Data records

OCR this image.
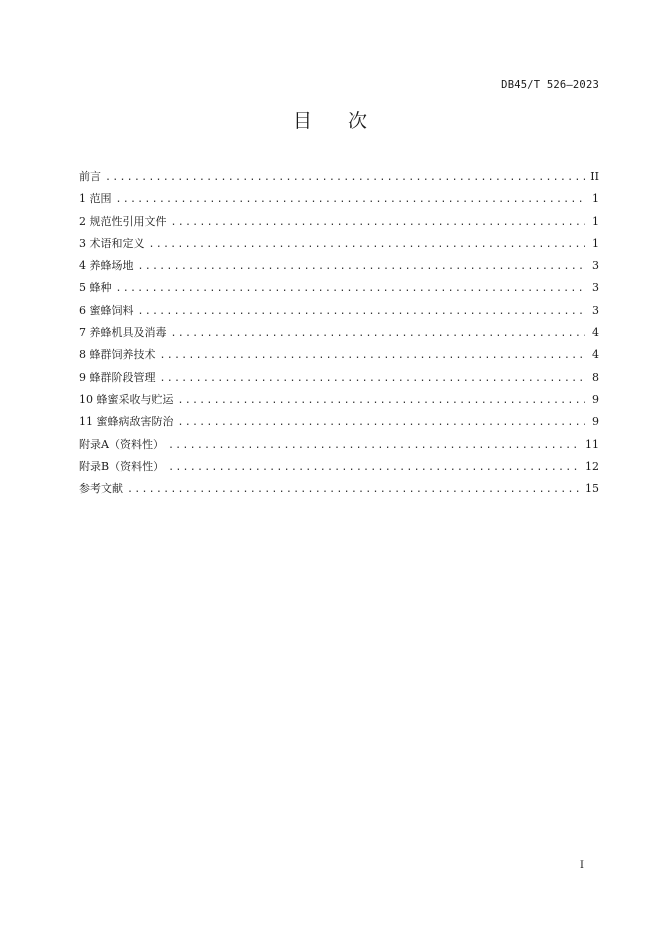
DB45/T 526—2023
目 次
前言 .....	II
1 范围 .....	1
2 规范性引用文件 .....	1
3 术语和定义 .....	1
4 养蜂场地 .....	3
5 蜂种 .....	3
6 蜜蜂饲料 .....	3
7 养蜂机具及消毒 .....	4
8 蜂群饲养技术 .....	4
9 蜂群阶段管理 .....	8
10 蜂蜜采收与贮运 .....	9
11 蜜蜂病敌害防治 .....	9
附录A（资料性） .....	11
附录B（资料性） .....	12
参考文献 .....	15
I
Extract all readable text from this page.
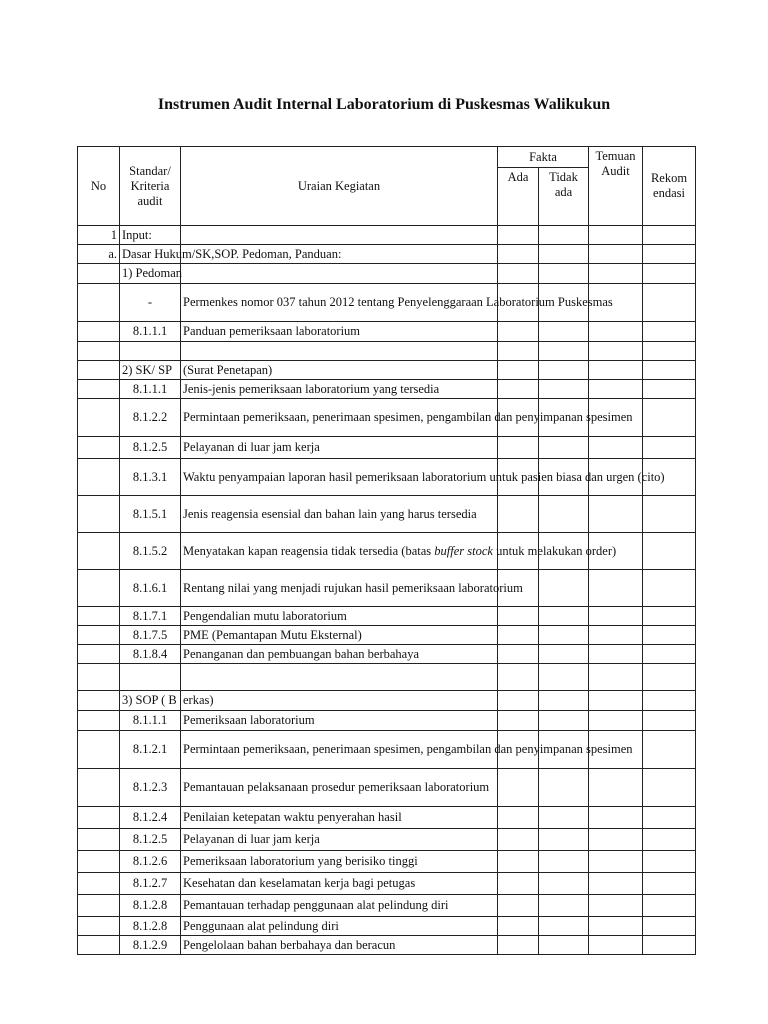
Instrumen Audit Internal Laboratorium di Puskesmas Walikukun
No	Standar/ Kriteria audit	Uraian Kegiatan	Fakta		Temuan Audit	Rekom endasi
			Ada	Tidak ada		
1	Input:					
a.	Dasar Hukum/SK,SOP. Pedoman, Panduan:					
	1) Pedoman					
	-	Permenkes nomor 037 tahun 2012 tentang Penyelenggaraan Laboratorium Puskesmas				
	8.1.1.1	Panduan pemeriksaan laboratorium				

	2) SK/ SP	(Surat Penetapan)				
	8.1.1.1	Jenis-jenis pemeriksaan laboratorium yang tersedia				
	8.1.2.2	Permintaan pemeriksaan, penerimaan spesimen, pengambilan dan penyimpanan spesimen				
	8.1.2.5	Pelayanan di luar jam kerja				
	8.1.3.1	Waktu penyampaian laporan hasil pemeriksaan laboratorium untuk pasien biasa dan urgen (cito)				
	8.1.5.1	Jenis reagensia esensial dan bahan lain yang harus tersedia				
	8.1.5.2	Menyatakan kapan reagensia tidak tersedia (batas buffer stock untuk melakukan order)				
	8.1.6.1	Rentang nilai yang menjadi rujukan hasil pemeriksaan laboratorium				
	8.1.7.1	Pengendalian mutu laboratorium				
	8.1.7.5	PME (Pemantapan Mutu Eksternal)				
	8.1.8.4	Penanganan dan pembuangan bahan berbahaya				

	3) SOP ( B	erkas)				
	8.1.1.1	Pemeriksaan laboratorium				
	8.1.2.1	Permintaan pemeriksaan, penerimaan spesimen, pengambilan dan penyimpanan spesimen				
	8.1.2.3	Pemantauan pelaksanaan prosedur pemeriksaan laboratorium				
	8.1.2.4	Penilaian ketepatan waktu penyerahan hasil				
	8.1.2.5	Pelayanan di luar jam kerja				
	8.1.2.6	Pemeriksaan laboratorium yang berisiko tinggi				
	8.1.2.7	Kesehatan dan keselamatan kerja bagi petugas				
	8.1.2.8	Pemantauan terhadap penggunaan alat pelindung diri				
	8.1.2.8	Penggunaan alat pelindung diri				
	8.1.2.9	Pengelolaan bahan berbahaya dan beracun				
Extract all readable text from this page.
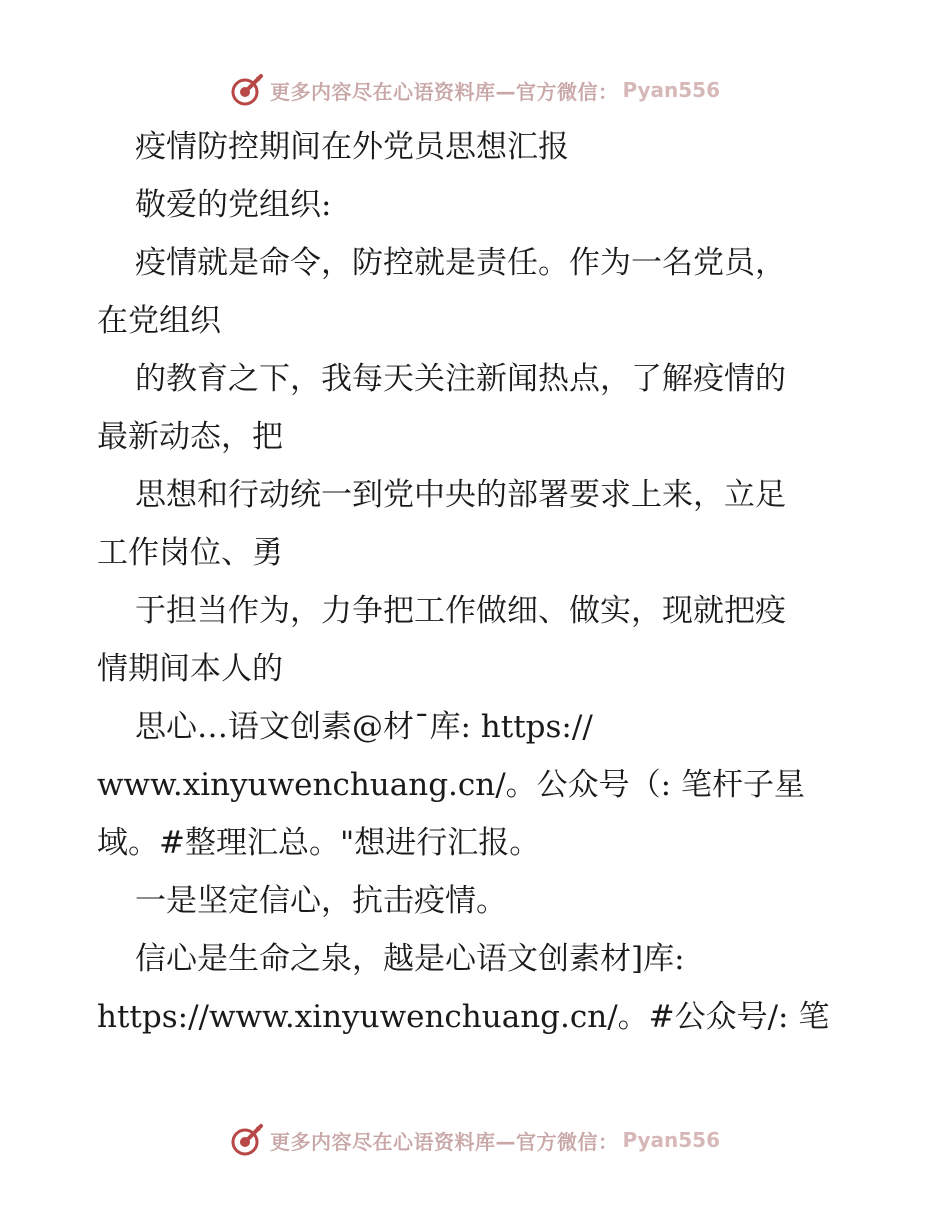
更多内容尽在心语资料库—官方微信： Pyan556
疫情防控期间在外党员思想汇报
敬爱的党组织:
疫情就是命令，防控就是责任。作为一名党员，
在党组织
的教育之下，我每天关注新闻热点，了解疫情的
最新动态，把
思想和行动统一到党中央的部署要求上来，立足
工作岗位、勇
于担当作为，力争把工作做细、做实，现就把疫
情期间本人的
思心…语文创素@材¯库: https://
www.xinyuwenchuang.cn/。公众号（: 笔杆子星
域。#整理汇总。"想进行汇报。
一是坚定信心，抗击疫情。
信心是生命之泉，越是心语文创素材]库:
https://www.xinyuwenchuang.cn/。#公众号/: 笔
更多内容尽在心语资料库—官方微信： Pyan556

(Aim): The data above should be repeated exactly, minus any pictures.

(Expected answer):
OCR this image.
DB45/T 526—2023
目 次
前言 .....	II
1 范围 .....	1
2 规范性引用文件 .....	1
3 术语和定义 .....	1
4 养蜂场地 .....	3
5 蜂种 .....	3
6 蜜蜂饲料 .....	3
7 养蜂机具及消毒 .....	4
8 蜂群饲养技术 .....	4
9 蜂群阶段管理 .....	8
10 蜂蜜采收与贮运 .....	9
11 蜜蜂病敌害防治 .....	9
附录A（资料性） .....	11
附录B（资料性） .....	12
参考文献 .....	15
I
Extract all readable text from this page.
Instrumen Audit Internal Laboratorium di Puskesmas Walikukun
No	Standar/ Kriteria audit	Uraian Kegiatan	Fakta		Temuan Audit	Rekom endasi
			Ada	Tidak ada		
1	Input:					
a.	Dasar Hukum/SK,SOP. Pedoman, Panduan:					
	1) Pedoman					
	-	Permenkes nomor 037 tahun 2012 tentang Penyelenggaraan Laboratorium Puskesmas				
	8.1.1.1	Panduan pemeriksaan laboratorium				

	2) SK/ SP	(Surat Penetapan)				
	8.1.1.1	Jenis-jenis pemeriksaan laboratorium yang tersedia				
	8.1.2.2	Permintaan pemeriksaan, penerimaan spesimen, pengambilan dan penyimpanan spesimen				
	8.1.2.5	Pelayanan di luar jam kerja				
	8.1.3.1	Waktu penyampaian laporan hasil pemeriksaan laboratorium untuk pasien biasa dan urgen (cito)				
	8.1.5.1	Jenis reagensia esensial dan bahan lain yang harus tersedia				
	8.1.5.2	Menyatakan kapan reagensia tidak tersedia (batas buffer stock untuk melakukan order)				
	8.1.6.1	Rentang nilai yang menjadi rujukan hasil pemeriksaan laboratorium				
	8.1.7.1	Pengendalian mutu laboratorium				
	8.1.7.5	PME (Pemantapan Mutu Eksternal)				
	8.1.8.4	Penanganan dan pembuangan bahan berbahaya				

	3) SOP ( B	erkas)				
	8.1.1.1	Pemeriksaan laboratorium				
	8.1.2.1	Permintaan pemeriksaan, penerimaan spesimen, pengambilan dan penyimpanan spesimen				
	8.1.2.3	Pemantauan pelaksanaan prosedur pemeriksaan laboratorium				
	8.1.2.4	Penilaian ketepatan waktu penyerahan hasil				
	8.1.2.5	Pelayanan di luar jam kerja				
	8.1.2.6	Pemeriksaan laboratorium yang berisiko tinggi				
	8.1.2.7	Kesehatan dan keselamatan kerja bagi petugas				
	8.1.2.8	Pemantauan terhadap penggunaan alat pelindung diri				
	8.1.2.8	Penggunaan alat pelindung diri				
	8.1.2.9	Pengelolaan bahan berbahaya dan beracun				
Extract all readable text from this page.
更多内容尽在心语资料库—官方微信： Pyan556
疫情防控期间在外党员思想汇报
敬爱的党组织:
疫情就是命令，防控就是责任。作为一名党员，
在党组织
的教育之下，我每天关注新闻热点，了解疫情的
最新动态，把
思想和行动统一到党中央的部署要求上来，立足
工作岗位、勇
于担当作为，力争把工作做细、做实，现就把疫
情期间本人的
思心…语文创素@材¯库: https://
www.xinyuwenchuang.cn/。公众号（: 笔杆子星
域。#整理汇总。"想进行汇报。
一是坚定信心，抗击疫情。
信心是生命之泉，越是心语文创素材]库:
https://www.xinyuwenchuang.cn/。#公众号/: 笔
更多内容尽在心语资料库—官方微信： Pyan556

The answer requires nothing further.